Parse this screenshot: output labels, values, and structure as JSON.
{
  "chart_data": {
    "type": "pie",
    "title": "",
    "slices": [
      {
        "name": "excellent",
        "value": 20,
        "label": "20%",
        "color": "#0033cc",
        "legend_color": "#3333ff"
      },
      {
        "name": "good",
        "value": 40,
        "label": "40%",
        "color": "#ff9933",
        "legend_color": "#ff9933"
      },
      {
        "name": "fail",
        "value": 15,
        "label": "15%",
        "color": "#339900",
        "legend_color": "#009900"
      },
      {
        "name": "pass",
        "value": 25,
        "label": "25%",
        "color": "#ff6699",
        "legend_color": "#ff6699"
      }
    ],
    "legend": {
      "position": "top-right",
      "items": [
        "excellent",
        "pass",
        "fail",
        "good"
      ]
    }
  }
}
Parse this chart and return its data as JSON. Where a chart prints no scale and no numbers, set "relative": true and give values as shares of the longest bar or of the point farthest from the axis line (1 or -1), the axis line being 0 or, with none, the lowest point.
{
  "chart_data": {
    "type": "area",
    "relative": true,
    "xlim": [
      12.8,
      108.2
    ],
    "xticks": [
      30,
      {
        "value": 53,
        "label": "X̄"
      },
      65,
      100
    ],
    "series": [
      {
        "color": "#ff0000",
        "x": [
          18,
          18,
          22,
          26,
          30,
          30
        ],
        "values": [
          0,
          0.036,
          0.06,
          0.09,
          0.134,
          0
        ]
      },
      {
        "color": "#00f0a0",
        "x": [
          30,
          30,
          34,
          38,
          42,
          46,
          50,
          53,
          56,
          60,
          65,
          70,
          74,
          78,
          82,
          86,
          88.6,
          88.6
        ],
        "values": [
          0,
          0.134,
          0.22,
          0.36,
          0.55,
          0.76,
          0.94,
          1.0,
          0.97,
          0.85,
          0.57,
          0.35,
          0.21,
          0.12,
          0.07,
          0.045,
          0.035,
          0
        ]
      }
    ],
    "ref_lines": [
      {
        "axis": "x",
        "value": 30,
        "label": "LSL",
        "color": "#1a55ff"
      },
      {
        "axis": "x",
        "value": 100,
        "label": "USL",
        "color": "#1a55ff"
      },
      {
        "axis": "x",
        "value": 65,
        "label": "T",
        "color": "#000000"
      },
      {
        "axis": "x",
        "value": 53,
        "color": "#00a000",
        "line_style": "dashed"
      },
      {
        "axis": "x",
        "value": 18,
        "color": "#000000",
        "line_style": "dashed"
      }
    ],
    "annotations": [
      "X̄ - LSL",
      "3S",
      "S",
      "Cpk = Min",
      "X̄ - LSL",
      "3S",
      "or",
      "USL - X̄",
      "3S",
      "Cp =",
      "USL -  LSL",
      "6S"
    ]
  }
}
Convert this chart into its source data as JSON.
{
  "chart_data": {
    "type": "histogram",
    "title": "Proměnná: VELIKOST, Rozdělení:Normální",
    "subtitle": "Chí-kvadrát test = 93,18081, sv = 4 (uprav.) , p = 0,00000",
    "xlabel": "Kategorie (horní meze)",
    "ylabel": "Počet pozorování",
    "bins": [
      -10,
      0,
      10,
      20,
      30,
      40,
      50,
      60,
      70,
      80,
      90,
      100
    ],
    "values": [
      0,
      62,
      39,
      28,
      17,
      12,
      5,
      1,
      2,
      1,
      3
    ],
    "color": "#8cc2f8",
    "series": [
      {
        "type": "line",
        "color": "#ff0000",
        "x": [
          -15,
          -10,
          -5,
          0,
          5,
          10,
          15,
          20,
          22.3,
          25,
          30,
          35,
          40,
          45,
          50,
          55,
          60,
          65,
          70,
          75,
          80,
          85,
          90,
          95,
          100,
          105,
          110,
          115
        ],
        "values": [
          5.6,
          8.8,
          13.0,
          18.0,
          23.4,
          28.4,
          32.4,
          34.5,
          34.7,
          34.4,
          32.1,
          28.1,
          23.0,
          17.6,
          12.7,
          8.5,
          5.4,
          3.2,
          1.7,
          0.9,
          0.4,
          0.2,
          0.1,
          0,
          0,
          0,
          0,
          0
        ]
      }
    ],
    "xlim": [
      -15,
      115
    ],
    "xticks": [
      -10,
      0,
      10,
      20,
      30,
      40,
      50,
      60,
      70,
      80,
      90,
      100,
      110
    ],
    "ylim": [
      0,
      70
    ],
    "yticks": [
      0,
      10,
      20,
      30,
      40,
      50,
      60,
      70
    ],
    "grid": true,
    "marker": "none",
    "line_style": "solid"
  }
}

· · · · ·

* _Task_: Output the data above exactly, please, line for line.

* _Complete answer_:
Parse this screenshot: output labels, values, and structure as JSON.
{
  "chart_data": {
    "type": "pie",
    "title": "",
    "slices": [
      {
        "name": "excellent",
        "value": 20,
        "label": "20%",
        "color": "#0033cc",
        "legend_color": "#3333ff"
      },
      {
        "name": "good",
        "value": 40,
        "label": "40%",
        "color": "#ff9933",
        "legend_color": "#ff9933"
      },
      {
        "name": "fail",
        "value": 15,
        "label": "15%",
        "color": "#339900",
        "legend_color": "#009900"
      },
      {
        "name": "pass",
        "value": 25,
        "label": "25%",
        "color": "#ff6699",
        "legend_color": "#ff6699"
      }
    ],
    "legend": {
      "position": "top-right",
      "items": [
        "excellent",
        "pass",
        "fail",
        "good"
      ]
    }
  }
}
Parse this chart and return its data as JSON. Where a chart prints no scale and no numbers, set "relative": true and give values as shares of the longest bar or of the point farthest from the axis line (1 or -1), the axis line being 0 or, with none, the lowest point.
{
  "chart_data": {
    "type": "area",
    "relative": true,
    "xlim": [
      12.8,
      108.2
    ],
    "xticks": [
      30,
      {
        "value": 53,
        "label": "X̄"
      },
      65,
      100
    ],
    "series": [
      {
        "color": "#ff0000",
        "x": [
          18,
          18,
          22,
          26,
          30,
          30
        ],
        "values": [
          0,
          0.036,
          0.06,
          0.09,
          0.134,
          0
        ]
      },
      {
        "color": "#00f0a0",
        "x": [
          30,
          30,
          34,
          38,
          42,
          46,
          50,
          53,
          56,
          60,
          65,
          70,
          74,
          78,
          82,
          86,
          88.6,
          88.6
        ],
        "values": [
          0,
          0.134,
          0.22,
          0.36,
          0.55,
          0.76,
          0.94,
          1.0,
          0.97,
          0.85,
          0.57,
          0.35,
          0.21,
          0.12,
          0.07,
          0.045,
          0.035,
          0
        ]
      }
    ],
    "ref_lines": [
      {
        "axis": "x",
        "value": 30,
        "label": "LSL",
        "color": "#1a55ff"
      },
      {
        "axis": "x",
        "value": 100,
        "label": "USL",
        "color": "#1a55ff"
      },
      {
        "axis": "x",
        "value": 65,
        "label": "T",
        "color": "#000000"
      },
      {
        "axis": "x",
        "value": 53,
        "color": "#00a000",
        "line_style": "dashed"
      },
      {
        "axis": "x",
        "value": 18,
        "color": "#000000",
        "line_style": "dashed"
      }
    ],
    "annotations": [
      "X̄ - LSL",
      "3S",
      "S",
      "Cpk = Min",
      "X̄ - LSL",
      "3S",
      "or",
      "USL - X̄",
      "3S",
      "Cp =",
      "USL -  LSL",
      "6S"
    ]
  }
}
Convert this chart into its source data as JSON.
{
  "chart_data": {
    "type": "histogram",
    "title": "Proměnná: VELIKOST, Rozdělení:Normální",
    "subtitle": "Chí-kvadrát test = 93,18081, sv = 4 (uprav.) , p = 0,00000",
    "xlabel": "Kategorie (horní meze)",
    "ylabel": "Počet pozorování",
    "bins": [
      -10,
      0,
      10,
      20,
      30,
      40,
      50,
      60,
      70,
      80,
      90,
      100
    ],
    "values": [
      0,
      62,
      39,
      28,
      17,
      12,
      5,
      1,
      2,
      1,
      3
    ],
    "color": "#8cc2f8",
    "series": [
      {
        "type": "line",
        "color": "#ff0000",
        "x": [
          -15,
          -10,
          -5,
          0,
          5,
          10,
          15,
          20,
          22.3,
          25,
          30,
          35,
          40,
          45,
          50,
          55,
          60,
          65,
          70,
          75,
          80,
          85,
          90,
          95,
          100,
          105,
          110,
          115
        ],
        "values": [
          5.6,
          8.8,
          13.0,
          18.0,
          23.4,
          28.4,
          32.4,
          34.5,
          34.7,
          34.4,
          32.1,
          28.1,
          23.0,
          17.6,
          12.7,
          8.5,
          5.4,
          3.2,
          1.7,
          0.9,
          0.4,
          0.2,
          0.1,
          0,
          0,
          0,
          0,
          0
        ]
      }
    ],
    "xlim": [
      -15,
      115
    ],
    "xticks": [
      -10,
      0,
      10,
      20,
      30,
      40,
      50,
      60,
      70,
      80,
      90,
      100,
      110
    ],
    "ylim": [
      0,
      70
    ],
    "yticks": [
      0,
      10,
      20,
      30,
      40,
      50,
      60,
      70
    ],
    "grid": true,
    "marker": "none",
    "line_style": "solid"
  }
}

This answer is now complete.